__EXERCISE__: Return each entry exactly, omitting nothing.

__DATA SECTION__:
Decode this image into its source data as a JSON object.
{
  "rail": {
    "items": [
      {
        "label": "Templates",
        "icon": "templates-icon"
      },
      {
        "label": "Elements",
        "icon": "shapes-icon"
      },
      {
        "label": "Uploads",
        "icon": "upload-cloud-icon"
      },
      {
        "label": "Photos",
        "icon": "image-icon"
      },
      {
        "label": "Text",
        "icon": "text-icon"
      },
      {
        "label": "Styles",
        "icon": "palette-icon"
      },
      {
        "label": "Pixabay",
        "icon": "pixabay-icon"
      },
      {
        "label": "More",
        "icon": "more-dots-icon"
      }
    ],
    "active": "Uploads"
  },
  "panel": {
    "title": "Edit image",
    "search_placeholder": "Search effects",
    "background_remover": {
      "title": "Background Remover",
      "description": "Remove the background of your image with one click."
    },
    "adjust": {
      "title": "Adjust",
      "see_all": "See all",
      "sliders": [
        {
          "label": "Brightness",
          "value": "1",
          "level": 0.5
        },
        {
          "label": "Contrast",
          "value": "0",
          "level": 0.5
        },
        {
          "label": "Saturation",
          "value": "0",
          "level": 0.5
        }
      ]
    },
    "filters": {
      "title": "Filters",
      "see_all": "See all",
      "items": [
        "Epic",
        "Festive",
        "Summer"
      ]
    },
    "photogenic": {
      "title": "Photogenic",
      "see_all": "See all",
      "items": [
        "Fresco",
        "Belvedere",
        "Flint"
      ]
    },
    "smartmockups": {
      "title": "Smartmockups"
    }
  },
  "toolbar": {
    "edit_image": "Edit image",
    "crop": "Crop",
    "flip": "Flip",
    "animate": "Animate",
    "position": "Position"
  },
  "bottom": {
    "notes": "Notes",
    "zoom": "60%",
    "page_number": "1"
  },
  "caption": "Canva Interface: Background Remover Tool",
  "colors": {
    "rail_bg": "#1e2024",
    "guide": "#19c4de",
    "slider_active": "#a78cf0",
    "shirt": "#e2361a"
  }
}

__FINISHED TASK__:
Decode this image into its source data as a JSON object.
{
  "rail": {
    "items": [
      {
        "label": "Templates",
        "icon": "templates-icon"
      },
      {
        "label": "Elements",
        "icon": "shapes-icon"
      },
      {
        "label": "Uploads",
        "icon": "upload-cloud-icon"
      },
      {
        "label": "Photos",
        "icon": "image-icon"
      },
      {
        "label": "Text",
        "icon": "text-icon"
      },
      {
        "label": "Styles",
        "icon": "palette-icon"
      },
      {
        "label": "Pixabay",
        "icon": "pixabay-icon"
      },
      {
        "label": "More",
        "icon": "more-dots-icon"
      }
    ],
    "active": "Uploads"
  },
  "panel": {
    "title": "Edit image",
    "search_placeholder": "Search effects",
    "background_remover": {
      "title": "Background Remover",
      "description": "Remove the background of your image with one click."
    },
    "adjust": {
      "title": "Adjust",
      "see_all": "See all",
      "sliders": [
        {
          "label": "Brightness",
          "value": "1",
          "level": 0.5
        },
        {
          "label": "Contrast",
          "value": "0",
          "level": 0.5
        },
        {
          "label": "Saturation",
          "value": "0",
          "level": 0.5
        }
      ]
    },
    "filters": {
      "title": "Filters",
      "see_all": "See all",
      "items": [
        "Epic",
        "Festive",
        "Summer"
      ]
    },
    "photogenic": {
      "title": "Photogenic",
      "see_all": "See all",
      "items": [
        "Fresco",
        "Belvedere",
        "Flint"
      ]
    },
    "smartmockups": {
      "title": "Smartmockups"
    }
  },
  "toolbar": {
    "edit_image": "Edit image",
    "crop": "Crop",
    "flip": "Flip",
    "animate": "Animate",
    "position": "Position"
  },
  "bottom": {
    "notes": "Notes",
    "zoom": "60%",
    "page_number": "1"
  },
  "caption": "Canva Interface: Background Remover Tool",
  "colors": {
    "rail_bg": "#1e2024",
    "guide": "#19c4de",
    "slider_active": "#a78cf0",
    "shirt": "#e2361a"
  }
}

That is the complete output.